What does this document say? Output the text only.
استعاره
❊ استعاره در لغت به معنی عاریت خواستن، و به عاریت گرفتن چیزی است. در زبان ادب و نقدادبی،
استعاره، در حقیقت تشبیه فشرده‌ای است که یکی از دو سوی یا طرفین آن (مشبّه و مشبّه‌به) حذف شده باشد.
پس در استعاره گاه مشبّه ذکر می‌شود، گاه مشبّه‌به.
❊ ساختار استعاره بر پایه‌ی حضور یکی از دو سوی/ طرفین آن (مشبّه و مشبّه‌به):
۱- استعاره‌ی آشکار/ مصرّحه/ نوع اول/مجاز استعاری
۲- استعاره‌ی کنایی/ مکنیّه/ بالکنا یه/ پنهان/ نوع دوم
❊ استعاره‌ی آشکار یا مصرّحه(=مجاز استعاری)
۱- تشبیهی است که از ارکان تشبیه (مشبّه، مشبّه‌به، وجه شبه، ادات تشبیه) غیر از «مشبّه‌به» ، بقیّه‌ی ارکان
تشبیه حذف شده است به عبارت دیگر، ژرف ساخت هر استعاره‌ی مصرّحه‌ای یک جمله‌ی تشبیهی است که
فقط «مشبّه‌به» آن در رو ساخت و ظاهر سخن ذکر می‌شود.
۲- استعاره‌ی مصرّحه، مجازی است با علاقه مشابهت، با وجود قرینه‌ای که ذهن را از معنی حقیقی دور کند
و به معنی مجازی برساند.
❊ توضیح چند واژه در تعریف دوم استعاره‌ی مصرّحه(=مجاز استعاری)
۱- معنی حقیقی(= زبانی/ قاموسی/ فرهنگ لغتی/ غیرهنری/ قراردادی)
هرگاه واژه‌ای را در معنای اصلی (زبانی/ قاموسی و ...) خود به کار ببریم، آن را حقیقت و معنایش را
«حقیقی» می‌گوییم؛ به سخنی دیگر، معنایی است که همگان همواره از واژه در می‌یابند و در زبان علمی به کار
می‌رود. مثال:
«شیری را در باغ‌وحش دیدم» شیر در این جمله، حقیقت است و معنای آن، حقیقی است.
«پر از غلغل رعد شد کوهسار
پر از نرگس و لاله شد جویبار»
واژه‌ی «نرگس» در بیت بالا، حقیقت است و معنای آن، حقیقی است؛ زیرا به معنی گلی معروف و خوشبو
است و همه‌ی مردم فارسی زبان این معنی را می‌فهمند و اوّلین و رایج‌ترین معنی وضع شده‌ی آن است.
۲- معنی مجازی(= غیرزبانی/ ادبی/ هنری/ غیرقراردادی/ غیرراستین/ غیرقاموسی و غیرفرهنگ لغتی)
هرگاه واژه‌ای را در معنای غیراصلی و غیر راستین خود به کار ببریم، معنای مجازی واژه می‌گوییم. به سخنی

-=-=-=-=-

Exercise goal
Extract all of the data above without altering anything.

The output
What does this document say? Output the text only.
استعاره
❊ استعاره در لغت به معنی عاریت خواستن، و به عاریت گرفتن چیزی است. در زبان ادب و نقدادبی،
استعاره، در حقیقت تشبیه فشرده‌ای است که یکی از دو سوی یا طرفین آن (مشبّه و مشبّه‌به) حذف شده باشد.
پس در استعاره گاه مشبّه ذکر می‌شود، گاه مشبّه‌به.
❊ ساختار استعاره بر پایه‌ی حضور یکی از دو سوی/ طرفین آن (مشبّه و مشبّه‌به):
۱- استعاره‌ی آشکار/ مصرّحه/ نوع اول/مجاز استعاری
۲- استعاره‌ی کنایی/ مکنیّه/ بالکنا یه/ پنهان/ نوع دوم
❊ استعاره‌ی آشکار یا مصرّحه(=مجاز استعاری)
۱- تشبیهی است که از ارکان تشبیه (مشبّه، مشبّه‌به، وجه شبه، ادات تشبیه) غیر از «مشبّه‌به» ، بقیّه‌ی ارکان
تشبیه حذف شده است به عبارت دیگر، ژرف ساخت هر استعاره‌ی مصرّحه‌ای یک جمله‌ی تشبیهی است که
فقط «مشبّه‌به» آن در رو ساخت و ظاهر سخن ذکر می‌شود.
۲- استعاره‌ی مصرّحه، مجازی است با علاقه مشابهت، با وجود قرینه‌ای که ذهن را از معنی حقیقی دور کند
و به معنی مجازی برساند.
❊ توضیح چند واژه در تعریف دوم استعاره‌ی مصرّحه(=مجاز استعاری)
۱- معنی حقیقی(= زبانی/ قاموسی/ فرهنگ لغتی/ غیرهنری/ قراردادی)
هرگاه واژه‌ای را در معنای اصلی (زبانی/ قاموسی و ...) خود به کار ببریم، آن را حقیقت و معنایش را
«حقیقی» می‌گوییم؛ به سخنی دیگر، معنایی است که همگان همواره از واژه در می‌یابند و در زبان علمی به کار
می‌رود. مثال:
«شیری را در باغ‌وحش دیدم» شیر در این جمله، حقیقت است و معنای آن، حقیقی است.
«پر از غلغل رعد شد کوهسار
پر از نرگس و لاله شد جویبار»
واژه‌ی «نرگس» در بیت بالا، حقیقت است و معنای آن، حقیقی است؛ زیرا به معنی گلی معروف و خوشبو
است و همه‌ی مردم فارسی زبان این معنی را می‌فهمند و اوّلین و رایج‌ترین معنی وضع شده‌ی آن است.
۲- معنی مجازی(= غیرزبانی/ ادبی/ هنری/ غیرقراردادی/ غیرراستین/ غیرقاموسی و غیرفرهنگ لغتی)
هرگاه واژه‌ای را در معنای غیراصلی و غیر راستین خود به کار ببریم، معنای مجازی واژه می‌گوییم. به سخنی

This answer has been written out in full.